[Source data]
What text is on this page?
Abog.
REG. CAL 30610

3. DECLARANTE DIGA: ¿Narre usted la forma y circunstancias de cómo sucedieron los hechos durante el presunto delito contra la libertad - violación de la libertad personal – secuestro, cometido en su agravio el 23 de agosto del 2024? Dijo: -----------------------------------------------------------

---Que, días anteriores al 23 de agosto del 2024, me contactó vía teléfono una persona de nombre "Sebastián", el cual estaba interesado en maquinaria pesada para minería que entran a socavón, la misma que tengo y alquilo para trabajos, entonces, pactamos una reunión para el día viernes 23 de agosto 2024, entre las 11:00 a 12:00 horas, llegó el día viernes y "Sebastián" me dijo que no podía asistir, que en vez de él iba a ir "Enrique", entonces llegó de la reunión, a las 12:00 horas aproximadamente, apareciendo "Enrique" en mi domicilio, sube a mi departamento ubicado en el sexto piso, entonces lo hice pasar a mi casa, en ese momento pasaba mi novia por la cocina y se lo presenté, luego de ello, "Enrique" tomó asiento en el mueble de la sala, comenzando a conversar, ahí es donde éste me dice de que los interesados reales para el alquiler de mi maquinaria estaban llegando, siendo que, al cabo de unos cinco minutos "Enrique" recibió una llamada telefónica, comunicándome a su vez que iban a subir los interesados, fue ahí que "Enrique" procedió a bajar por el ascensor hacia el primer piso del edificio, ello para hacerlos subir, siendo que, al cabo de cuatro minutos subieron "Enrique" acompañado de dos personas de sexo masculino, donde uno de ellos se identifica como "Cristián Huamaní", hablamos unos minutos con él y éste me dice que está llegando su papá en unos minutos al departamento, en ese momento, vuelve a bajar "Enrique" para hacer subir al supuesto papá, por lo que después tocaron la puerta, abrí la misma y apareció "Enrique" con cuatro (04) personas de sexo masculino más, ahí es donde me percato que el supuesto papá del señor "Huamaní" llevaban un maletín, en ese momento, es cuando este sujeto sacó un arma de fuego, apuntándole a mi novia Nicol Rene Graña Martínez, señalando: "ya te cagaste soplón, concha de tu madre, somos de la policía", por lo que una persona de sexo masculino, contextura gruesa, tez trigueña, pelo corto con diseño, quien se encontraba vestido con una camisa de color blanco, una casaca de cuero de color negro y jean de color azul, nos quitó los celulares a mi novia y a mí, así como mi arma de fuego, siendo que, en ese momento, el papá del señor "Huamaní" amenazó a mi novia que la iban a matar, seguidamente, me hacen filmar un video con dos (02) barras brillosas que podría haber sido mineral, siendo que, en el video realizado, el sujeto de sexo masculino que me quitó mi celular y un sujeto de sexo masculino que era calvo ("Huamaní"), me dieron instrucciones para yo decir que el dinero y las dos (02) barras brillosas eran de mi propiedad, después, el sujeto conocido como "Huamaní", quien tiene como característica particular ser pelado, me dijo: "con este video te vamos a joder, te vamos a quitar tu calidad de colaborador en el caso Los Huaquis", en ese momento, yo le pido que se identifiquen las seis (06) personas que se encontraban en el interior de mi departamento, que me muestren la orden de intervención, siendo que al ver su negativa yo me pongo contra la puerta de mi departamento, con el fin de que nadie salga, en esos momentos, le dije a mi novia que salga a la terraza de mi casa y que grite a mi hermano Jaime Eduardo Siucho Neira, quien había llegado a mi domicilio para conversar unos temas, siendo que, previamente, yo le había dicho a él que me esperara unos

...

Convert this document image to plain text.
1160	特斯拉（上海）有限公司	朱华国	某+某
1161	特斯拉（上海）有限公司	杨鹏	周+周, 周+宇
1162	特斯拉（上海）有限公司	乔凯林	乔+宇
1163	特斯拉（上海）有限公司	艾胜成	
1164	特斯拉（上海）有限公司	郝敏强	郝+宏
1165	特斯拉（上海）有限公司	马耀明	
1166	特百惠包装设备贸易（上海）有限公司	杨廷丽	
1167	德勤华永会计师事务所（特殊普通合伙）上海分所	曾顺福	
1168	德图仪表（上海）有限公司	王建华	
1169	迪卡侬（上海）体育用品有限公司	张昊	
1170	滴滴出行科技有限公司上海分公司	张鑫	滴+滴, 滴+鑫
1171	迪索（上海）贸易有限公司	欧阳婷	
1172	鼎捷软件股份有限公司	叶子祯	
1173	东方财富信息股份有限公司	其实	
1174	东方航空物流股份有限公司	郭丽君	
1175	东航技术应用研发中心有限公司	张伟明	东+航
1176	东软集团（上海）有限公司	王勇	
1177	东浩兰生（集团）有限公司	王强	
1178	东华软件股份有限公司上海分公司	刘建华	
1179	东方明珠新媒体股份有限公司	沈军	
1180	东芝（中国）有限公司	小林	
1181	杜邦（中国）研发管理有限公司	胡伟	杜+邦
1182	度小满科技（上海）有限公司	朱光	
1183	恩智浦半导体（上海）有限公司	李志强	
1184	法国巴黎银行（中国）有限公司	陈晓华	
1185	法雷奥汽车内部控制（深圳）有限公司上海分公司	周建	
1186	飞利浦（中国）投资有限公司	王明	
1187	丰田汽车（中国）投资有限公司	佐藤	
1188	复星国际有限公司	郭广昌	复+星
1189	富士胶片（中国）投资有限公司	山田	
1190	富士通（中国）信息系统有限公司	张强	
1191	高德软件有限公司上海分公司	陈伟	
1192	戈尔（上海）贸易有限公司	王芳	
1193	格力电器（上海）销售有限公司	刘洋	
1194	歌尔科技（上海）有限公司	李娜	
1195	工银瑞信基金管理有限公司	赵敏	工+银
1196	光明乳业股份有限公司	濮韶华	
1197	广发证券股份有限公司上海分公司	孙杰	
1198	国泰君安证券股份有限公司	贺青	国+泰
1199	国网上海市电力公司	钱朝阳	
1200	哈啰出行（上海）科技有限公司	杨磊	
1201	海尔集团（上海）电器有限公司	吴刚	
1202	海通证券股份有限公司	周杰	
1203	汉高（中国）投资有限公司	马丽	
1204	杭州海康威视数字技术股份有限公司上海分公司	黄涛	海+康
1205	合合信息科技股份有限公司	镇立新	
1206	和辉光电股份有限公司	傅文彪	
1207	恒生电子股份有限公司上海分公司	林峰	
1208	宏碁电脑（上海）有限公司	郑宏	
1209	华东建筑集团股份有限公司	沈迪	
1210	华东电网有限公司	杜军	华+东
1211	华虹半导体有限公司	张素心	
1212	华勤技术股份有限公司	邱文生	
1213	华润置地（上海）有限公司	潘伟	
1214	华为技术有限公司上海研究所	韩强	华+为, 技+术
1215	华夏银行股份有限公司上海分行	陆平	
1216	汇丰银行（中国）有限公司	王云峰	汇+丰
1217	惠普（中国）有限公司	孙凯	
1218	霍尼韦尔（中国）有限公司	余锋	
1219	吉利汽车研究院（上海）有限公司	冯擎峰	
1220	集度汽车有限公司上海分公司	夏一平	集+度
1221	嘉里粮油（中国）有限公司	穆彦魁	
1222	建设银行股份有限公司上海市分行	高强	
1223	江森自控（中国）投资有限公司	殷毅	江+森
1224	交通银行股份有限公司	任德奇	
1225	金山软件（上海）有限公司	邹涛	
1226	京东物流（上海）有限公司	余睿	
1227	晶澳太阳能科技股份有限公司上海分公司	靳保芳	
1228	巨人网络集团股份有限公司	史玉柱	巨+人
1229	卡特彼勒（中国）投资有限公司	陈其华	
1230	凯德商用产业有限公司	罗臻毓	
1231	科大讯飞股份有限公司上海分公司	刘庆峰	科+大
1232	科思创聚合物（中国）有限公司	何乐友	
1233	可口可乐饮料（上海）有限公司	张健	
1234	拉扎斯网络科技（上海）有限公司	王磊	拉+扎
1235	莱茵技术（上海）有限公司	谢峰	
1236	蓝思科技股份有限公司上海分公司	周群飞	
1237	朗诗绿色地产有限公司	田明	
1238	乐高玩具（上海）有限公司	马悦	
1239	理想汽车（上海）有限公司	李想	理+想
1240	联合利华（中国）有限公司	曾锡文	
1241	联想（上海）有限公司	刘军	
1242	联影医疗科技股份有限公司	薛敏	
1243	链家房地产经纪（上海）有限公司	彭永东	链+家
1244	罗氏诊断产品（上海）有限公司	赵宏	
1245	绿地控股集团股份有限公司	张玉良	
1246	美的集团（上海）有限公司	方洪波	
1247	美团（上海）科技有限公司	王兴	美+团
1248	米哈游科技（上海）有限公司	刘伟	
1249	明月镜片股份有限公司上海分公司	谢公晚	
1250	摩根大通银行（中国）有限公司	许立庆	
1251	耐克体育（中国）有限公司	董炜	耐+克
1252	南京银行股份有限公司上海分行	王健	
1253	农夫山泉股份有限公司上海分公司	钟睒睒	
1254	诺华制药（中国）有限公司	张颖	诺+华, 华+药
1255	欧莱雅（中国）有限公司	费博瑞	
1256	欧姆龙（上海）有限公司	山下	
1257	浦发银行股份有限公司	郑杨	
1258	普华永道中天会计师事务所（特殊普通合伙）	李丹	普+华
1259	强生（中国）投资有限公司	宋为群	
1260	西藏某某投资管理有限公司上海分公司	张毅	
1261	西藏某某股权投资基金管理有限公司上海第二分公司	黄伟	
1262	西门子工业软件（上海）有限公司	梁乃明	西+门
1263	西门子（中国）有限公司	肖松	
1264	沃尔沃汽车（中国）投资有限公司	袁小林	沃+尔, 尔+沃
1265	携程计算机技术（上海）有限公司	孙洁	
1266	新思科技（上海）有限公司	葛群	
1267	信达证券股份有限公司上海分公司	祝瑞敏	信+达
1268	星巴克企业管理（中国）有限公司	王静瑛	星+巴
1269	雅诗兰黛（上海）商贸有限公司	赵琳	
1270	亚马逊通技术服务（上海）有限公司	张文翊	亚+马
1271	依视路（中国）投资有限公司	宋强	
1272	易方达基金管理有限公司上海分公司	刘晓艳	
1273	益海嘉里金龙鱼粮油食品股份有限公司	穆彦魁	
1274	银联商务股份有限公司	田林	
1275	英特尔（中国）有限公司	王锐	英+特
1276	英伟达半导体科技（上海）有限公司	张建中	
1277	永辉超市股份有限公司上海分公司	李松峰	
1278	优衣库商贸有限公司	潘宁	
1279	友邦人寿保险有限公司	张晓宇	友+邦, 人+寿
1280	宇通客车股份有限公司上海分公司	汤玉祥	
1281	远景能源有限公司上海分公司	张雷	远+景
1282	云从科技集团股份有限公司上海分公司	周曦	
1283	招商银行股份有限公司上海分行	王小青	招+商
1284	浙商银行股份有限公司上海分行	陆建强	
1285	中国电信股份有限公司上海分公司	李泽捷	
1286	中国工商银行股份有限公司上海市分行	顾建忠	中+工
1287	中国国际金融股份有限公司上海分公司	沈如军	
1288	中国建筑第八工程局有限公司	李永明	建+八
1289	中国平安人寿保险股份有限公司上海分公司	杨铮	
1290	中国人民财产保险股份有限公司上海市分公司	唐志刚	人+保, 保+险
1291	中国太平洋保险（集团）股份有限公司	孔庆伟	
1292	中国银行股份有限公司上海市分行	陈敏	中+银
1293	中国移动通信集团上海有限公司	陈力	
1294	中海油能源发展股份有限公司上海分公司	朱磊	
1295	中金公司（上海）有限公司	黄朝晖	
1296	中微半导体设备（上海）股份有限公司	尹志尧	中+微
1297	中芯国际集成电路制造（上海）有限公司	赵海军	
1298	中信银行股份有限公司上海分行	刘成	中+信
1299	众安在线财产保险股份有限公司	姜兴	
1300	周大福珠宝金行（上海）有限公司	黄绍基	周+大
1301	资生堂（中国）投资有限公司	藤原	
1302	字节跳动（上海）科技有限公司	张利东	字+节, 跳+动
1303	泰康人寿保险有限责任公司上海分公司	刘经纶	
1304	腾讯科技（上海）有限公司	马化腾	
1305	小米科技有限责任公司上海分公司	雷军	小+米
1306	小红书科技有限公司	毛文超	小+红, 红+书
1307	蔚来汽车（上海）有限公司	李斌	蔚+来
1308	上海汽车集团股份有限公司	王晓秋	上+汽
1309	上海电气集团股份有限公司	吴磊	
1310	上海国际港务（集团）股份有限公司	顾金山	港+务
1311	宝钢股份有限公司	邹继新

▶ _WHAT YOU ARE ASKED TO DO_
Find the lines above holding the word "贸易有限公司" and show them.

▶ _EXERCISE ANSWER_
1171	迪索（上海）贸易有限公司	欧阳婷	
1192	戈尔（上海）贸易有限公司	王芳	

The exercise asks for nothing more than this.